Locate each line with the string "booking" in the listing below and copy it.
-- Start of DATA FOR THIS EXERCISE --
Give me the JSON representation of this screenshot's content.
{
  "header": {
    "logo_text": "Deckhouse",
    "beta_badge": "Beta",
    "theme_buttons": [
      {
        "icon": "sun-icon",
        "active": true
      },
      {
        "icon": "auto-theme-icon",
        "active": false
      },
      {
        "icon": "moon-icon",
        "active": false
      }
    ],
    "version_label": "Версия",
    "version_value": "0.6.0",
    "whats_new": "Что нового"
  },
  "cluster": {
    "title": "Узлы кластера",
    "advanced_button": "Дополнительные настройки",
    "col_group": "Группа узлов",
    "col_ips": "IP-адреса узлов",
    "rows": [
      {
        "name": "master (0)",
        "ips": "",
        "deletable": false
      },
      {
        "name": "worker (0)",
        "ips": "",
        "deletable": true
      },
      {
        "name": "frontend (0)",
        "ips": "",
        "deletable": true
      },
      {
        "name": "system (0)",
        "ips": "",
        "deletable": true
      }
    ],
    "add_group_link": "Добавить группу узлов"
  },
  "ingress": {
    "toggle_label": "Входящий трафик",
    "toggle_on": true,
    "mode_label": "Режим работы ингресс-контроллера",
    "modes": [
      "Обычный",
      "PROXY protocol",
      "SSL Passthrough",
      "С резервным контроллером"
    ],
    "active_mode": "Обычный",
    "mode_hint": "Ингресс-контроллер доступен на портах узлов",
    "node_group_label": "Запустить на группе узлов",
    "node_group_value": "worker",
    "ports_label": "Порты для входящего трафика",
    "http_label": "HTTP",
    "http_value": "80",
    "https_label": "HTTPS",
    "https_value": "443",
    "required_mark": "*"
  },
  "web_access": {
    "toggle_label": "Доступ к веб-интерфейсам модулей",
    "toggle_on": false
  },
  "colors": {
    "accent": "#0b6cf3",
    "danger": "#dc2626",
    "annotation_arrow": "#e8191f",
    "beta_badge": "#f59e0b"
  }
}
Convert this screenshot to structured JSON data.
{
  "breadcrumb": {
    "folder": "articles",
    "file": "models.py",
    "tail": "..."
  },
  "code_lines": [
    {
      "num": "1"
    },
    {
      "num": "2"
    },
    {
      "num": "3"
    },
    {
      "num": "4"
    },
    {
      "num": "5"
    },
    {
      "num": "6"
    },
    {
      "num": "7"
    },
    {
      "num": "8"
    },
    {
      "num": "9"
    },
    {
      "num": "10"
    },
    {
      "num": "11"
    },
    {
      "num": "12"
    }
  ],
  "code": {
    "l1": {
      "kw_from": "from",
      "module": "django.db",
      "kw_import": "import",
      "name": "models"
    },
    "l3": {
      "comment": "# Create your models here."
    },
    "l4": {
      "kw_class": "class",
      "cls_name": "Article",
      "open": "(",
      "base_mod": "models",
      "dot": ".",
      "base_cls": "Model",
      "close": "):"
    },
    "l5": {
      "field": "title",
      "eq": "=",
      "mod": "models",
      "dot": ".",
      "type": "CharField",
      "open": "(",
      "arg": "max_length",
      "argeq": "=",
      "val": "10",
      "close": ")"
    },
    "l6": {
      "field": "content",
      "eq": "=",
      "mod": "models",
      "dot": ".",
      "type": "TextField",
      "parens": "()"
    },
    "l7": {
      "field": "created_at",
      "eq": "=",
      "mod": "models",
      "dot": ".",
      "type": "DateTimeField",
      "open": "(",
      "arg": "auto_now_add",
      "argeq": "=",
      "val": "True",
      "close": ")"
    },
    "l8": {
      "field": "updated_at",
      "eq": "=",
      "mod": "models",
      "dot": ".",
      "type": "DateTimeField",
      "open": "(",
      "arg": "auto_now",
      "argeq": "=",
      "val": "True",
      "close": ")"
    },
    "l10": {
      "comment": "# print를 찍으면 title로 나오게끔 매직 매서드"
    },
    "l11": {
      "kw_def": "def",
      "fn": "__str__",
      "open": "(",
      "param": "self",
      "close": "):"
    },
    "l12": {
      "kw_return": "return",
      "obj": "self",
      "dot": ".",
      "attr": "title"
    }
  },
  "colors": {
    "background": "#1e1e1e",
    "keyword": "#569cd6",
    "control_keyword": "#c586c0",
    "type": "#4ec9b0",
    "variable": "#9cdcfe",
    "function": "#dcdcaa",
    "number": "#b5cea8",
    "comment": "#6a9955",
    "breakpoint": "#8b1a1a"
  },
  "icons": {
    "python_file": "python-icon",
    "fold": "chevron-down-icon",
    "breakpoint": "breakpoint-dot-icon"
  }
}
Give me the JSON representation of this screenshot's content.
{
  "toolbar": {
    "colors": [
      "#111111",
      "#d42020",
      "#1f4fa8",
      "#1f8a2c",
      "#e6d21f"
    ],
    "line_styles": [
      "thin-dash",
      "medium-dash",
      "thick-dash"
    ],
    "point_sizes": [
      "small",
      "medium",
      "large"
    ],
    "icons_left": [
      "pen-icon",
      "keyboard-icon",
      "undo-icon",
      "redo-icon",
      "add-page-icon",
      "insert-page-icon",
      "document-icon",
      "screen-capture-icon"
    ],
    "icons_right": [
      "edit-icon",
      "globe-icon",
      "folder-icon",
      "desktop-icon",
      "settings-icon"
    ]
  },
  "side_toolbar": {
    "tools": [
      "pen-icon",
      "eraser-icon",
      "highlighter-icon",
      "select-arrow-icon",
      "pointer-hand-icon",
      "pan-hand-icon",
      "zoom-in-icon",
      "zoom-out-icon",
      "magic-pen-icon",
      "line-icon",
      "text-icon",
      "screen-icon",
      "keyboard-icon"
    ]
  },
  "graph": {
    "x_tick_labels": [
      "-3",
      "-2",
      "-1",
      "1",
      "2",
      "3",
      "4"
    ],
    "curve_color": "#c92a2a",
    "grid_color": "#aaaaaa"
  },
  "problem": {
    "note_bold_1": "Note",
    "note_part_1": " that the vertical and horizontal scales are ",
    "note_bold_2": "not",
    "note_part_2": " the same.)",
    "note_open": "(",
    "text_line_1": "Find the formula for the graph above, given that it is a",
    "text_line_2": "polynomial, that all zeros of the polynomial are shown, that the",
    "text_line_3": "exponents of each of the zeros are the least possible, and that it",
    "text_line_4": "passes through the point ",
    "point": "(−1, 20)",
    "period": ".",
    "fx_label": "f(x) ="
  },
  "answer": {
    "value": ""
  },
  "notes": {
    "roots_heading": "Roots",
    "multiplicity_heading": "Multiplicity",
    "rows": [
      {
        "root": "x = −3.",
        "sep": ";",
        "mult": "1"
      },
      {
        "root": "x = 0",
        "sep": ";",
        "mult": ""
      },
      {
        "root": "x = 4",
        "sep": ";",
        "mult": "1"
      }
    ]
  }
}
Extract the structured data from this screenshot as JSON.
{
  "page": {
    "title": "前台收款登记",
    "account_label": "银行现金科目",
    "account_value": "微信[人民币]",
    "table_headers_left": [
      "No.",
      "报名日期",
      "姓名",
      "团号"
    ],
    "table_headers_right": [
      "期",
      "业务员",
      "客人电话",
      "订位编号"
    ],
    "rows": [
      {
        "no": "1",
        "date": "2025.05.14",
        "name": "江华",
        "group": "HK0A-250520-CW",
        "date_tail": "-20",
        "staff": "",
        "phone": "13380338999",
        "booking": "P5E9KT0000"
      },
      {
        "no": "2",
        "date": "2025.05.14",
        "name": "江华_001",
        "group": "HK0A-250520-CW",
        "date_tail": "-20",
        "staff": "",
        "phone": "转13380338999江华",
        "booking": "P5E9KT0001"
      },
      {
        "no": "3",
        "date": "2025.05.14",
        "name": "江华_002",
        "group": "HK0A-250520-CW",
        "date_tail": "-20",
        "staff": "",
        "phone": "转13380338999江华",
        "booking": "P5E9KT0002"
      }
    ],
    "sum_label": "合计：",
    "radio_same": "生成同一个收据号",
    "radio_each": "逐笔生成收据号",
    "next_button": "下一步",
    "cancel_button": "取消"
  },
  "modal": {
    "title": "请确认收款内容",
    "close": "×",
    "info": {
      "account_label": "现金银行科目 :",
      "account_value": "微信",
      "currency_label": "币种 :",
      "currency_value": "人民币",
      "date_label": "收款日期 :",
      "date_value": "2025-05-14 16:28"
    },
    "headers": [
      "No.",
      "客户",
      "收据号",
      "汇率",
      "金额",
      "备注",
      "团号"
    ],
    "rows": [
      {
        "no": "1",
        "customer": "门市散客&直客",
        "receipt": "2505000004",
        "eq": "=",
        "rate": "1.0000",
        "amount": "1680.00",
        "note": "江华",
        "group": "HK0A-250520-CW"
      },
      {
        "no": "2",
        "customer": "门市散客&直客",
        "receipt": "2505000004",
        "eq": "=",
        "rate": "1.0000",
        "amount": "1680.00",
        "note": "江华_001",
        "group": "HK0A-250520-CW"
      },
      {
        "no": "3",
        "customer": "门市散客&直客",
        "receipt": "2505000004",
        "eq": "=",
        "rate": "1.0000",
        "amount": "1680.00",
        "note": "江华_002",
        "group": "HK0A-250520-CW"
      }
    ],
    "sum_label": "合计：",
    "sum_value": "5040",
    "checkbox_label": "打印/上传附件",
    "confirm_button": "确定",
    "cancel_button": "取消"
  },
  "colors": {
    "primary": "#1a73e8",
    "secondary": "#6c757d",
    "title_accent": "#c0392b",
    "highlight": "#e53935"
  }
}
-- End of DATA FOR THIS EXERCISE --
**EXPECTED ANSWER:**
        "booking": "P5E9KT0000"
        "booking": "P5E9KT0001"
        "booking": "P5E9KT0002"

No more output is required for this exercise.